● **What the task asks**
Copy each line where the word "they" occurs.

+++ Record set +++

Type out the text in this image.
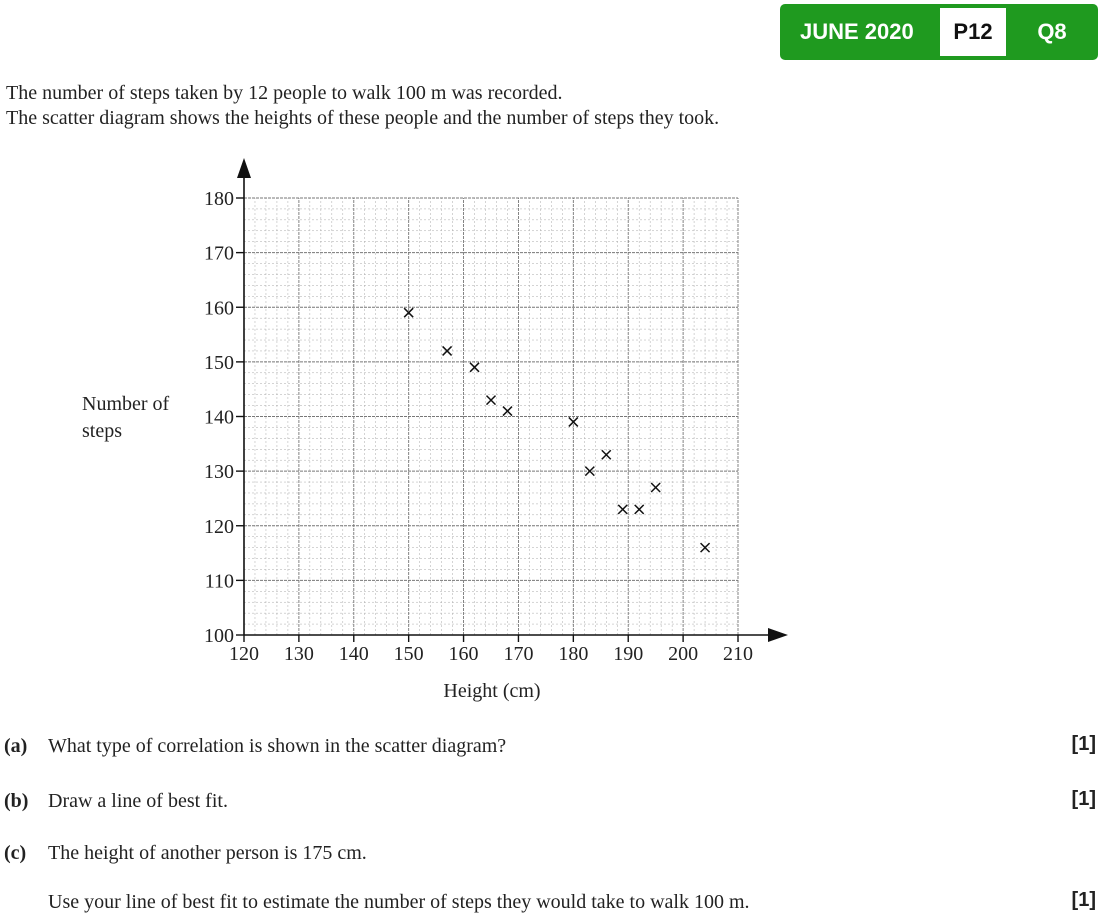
JUNE 2020	P12	Q8
The number of steps taken by 12 people to walk 100 m was recorded.
The scatter diagram shows the heights of these people and the number of steps they took.
100
110
120
130
140
150
160
170
180
120 130 140 150 160 170 180 190 200 210
Number of
steps
Height (cm)
(a) What type of correlation is shown in the scatter diagram?	[1]
(b) Draw a line of best fit.	[1]
(c) The height of another person is 175 cm.
Use your line of best fit to estimate the number of steps they would take to walk 100 m.	[1]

+++

● **Task result**
The scatter diagram shows the heights of these people and the number of steps they took.
Use your line of best fit to estimate the number of steps they would take to walk 100 m.	[1]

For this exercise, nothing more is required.